=== EXCERPTED DATA ===

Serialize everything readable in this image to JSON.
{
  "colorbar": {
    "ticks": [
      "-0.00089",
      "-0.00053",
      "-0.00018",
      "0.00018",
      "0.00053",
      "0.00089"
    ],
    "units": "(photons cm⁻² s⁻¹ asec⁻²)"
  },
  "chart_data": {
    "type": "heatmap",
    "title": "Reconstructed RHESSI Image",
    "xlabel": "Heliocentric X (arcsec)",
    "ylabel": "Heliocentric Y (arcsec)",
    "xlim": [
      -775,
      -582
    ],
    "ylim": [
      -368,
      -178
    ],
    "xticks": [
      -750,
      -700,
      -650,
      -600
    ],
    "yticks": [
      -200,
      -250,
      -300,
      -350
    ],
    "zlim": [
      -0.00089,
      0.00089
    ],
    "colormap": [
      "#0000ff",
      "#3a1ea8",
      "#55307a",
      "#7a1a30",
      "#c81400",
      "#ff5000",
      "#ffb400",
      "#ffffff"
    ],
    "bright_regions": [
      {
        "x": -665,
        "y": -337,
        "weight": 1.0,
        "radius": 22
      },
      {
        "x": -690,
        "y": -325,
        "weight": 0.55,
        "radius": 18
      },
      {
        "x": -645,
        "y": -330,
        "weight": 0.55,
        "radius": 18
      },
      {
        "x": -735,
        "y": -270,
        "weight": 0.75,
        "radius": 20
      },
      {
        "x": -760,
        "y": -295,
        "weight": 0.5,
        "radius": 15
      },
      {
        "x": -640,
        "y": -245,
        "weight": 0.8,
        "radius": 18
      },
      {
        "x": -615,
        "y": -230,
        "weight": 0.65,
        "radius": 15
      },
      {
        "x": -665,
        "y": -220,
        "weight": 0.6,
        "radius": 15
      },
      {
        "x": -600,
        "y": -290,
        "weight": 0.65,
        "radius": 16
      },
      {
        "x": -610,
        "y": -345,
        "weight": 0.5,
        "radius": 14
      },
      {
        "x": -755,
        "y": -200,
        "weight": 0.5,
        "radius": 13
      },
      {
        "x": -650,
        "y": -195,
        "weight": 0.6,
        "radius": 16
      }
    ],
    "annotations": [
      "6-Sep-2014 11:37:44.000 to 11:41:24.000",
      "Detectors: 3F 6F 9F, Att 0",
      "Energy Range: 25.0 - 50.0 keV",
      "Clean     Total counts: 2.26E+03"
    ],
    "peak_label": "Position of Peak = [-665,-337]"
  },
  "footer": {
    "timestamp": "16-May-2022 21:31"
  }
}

===

• [AIM] Using the data above, output each line exactly.

• [OUTPUT OF THE EXERCISE]
Serialize everything readable in this image to JSON.
{
  "colorbar": {
    "ticks": [
      "-0.00089",
      "-0.00053",
      "-0.00018",
      "0.00018",
      "0.00053",
      "0.00089"
    ],
    "units": "(photons cm⁻² s⁻¹ asec⁻²)"
  },
  "chart_data": {
    "type": "heatmap",
    "title": "Reconstructed RHESSI Image",
    "xlabel": "Heliocentric X (arcsec)",
    "ylabel": "Heliocentric Y (arcsec)",
    "xlim": [
      -775,
      -582
    ],
    "ylim": [
      -368,
      -178
    ],
    "xticks": [
      -750,
      -700,
      -650,
      -600
    ],
    "yticks": [
      -200,
      -250,
      -300,
      -350
    ],
    "zlim": [
      -0.00089,
      0.00089
    ],
    "colormap": [
      "#0000ff",
      "#3a1ea8",
      "#55307a",
      "#7a1a30",
      "#c81400",
      "#ff5000",
      "#ffb400",
      "#ffffff"
    ],
    "bright_regions": [
      {
        "x": -665,
        "y": -337,
        "weight": 1.0,
        "radius": 22
      },
      {
        "x": -690,
        "y": -325,
        "weight": 0.55,
        "radius": 18
      },
      {
        "x": -645,
        "y": -330,
        "weight": 0.55,
        "radius": 18
      },
      {
        "x": -735,
        "y": -270,
        "weight": 0.75,
        "radius": 20
      },
      {
        "x": -760,
        "y": -295,
        "weight": 0.5,
        "radius": 15
      },
      {
        "x": -640,
        "y": -245,
        "weight": 0.8,
        "radius": 18
      },
      {
        "x": -615,
        "y": -230,
        "weight": 0.65,
        "radius": 15
      },
      {
        "x": -665,
        "y": -220,
        "weight": 0.6,
        "radius": 15
      },
      {
        "x": -600,
        "y": -290,
        "weight": 0.65,
        "radius": 16
      },
      {
        "x": -610,
        "y": -345,
        "weight": 0.5,
        "radius": 14
      },
      {
        "x": -755,
        "y": -200,
        "weight": 0.5,
        "radius": 13
      },
      {
        "x": -650,
        "y": -195,
        "weight": 0.6,
        "radius": 16
      }
    ],
    "annotations": [
      "6-Sep-2014 11:37:44.000 to 11:41:24.000",
      "Detectors: 3F 6F 9F, Att 0",
      "Energy Range: 25.0 - 50.0 keV",
      "Clean     Total counts: 2.26E+03"
    ],
    "peak_label": "Position of Peak = [-665,-337]"
  },
  "footer": {
    "timestamp": "16-May-2022 21:31"
  }
}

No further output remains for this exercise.